━━━━━ RECORD LIST

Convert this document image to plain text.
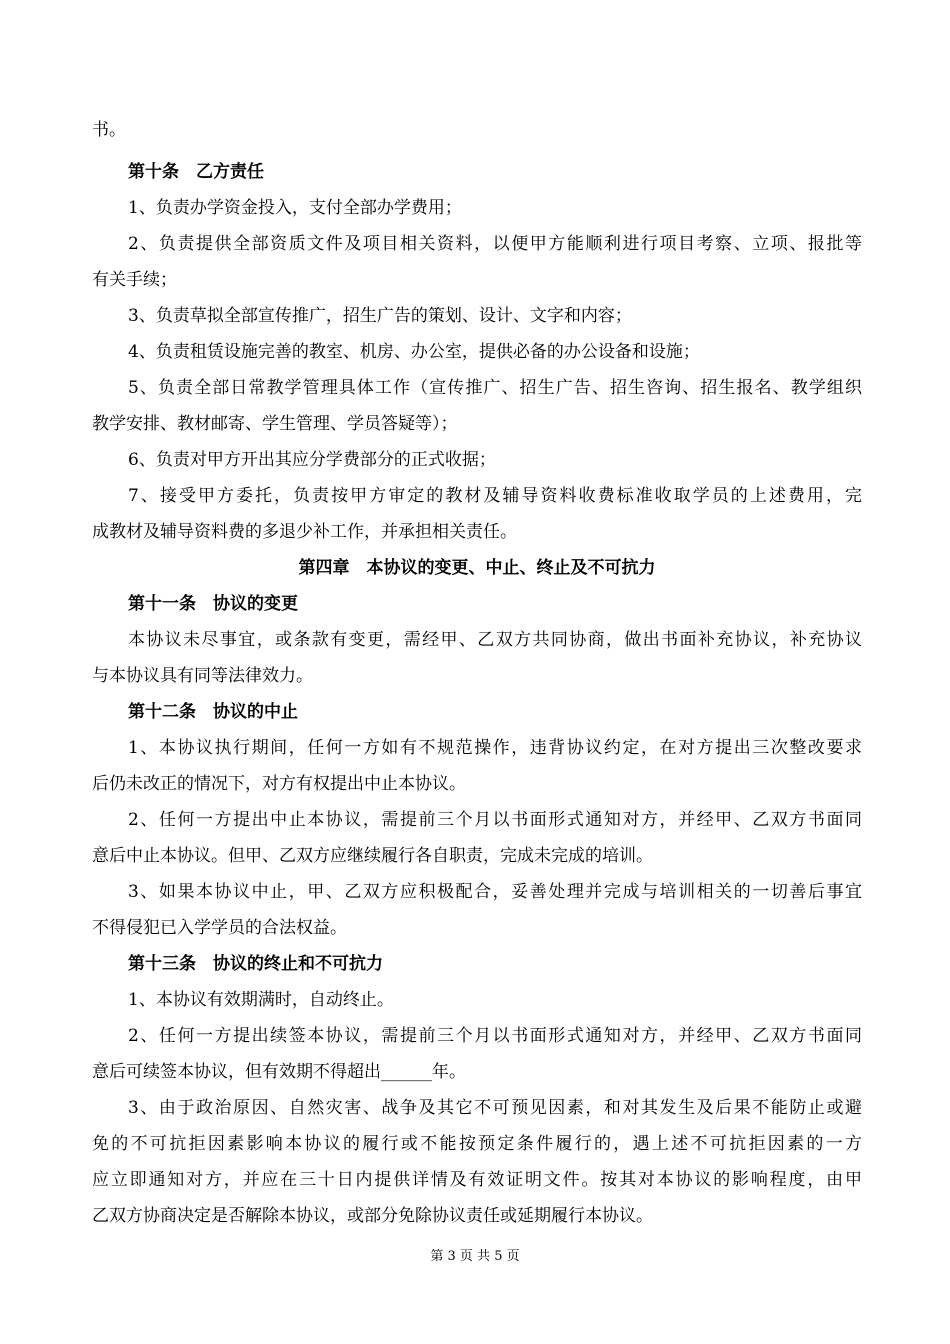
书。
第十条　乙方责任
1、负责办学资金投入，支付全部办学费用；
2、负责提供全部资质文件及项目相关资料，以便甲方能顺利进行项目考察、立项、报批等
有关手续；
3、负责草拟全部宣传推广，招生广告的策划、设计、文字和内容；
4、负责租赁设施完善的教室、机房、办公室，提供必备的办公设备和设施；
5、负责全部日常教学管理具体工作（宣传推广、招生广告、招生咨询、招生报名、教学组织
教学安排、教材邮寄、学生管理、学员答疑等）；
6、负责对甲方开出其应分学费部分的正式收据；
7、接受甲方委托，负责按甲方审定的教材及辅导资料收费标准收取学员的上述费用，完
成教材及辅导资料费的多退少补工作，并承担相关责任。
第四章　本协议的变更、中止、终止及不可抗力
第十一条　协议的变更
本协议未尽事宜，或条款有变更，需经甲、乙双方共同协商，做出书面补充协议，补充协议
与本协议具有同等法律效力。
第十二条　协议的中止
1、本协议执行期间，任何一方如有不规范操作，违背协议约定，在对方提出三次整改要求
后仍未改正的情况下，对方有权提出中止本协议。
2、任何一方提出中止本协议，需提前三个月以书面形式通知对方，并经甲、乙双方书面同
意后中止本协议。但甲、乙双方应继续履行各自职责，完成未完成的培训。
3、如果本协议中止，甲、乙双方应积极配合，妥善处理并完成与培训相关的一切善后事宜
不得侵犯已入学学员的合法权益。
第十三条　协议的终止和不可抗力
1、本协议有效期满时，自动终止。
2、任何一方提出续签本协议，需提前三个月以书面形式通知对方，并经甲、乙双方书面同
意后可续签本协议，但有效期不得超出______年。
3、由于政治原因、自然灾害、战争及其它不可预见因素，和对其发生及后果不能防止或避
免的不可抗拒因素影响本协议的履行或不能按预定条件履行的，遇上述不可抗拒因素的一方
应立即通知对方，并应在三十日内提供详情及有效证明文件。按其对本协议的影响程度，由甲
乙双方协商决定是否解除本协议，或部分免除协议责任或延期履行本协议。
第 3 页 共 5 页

━━━━━━━━━━

TASK TO COMPLETE: Return all lines containing the word "需提前三个月以书面形式通知对方".

REPLY:
2、任何一方提出中止本协议，需提前三个月以书面形式通知对方，并经甲、乙双方书面同
2、任何一方提出续签本协议，需提前三个月以书面形式通知对方，并经甲、乙双方书面同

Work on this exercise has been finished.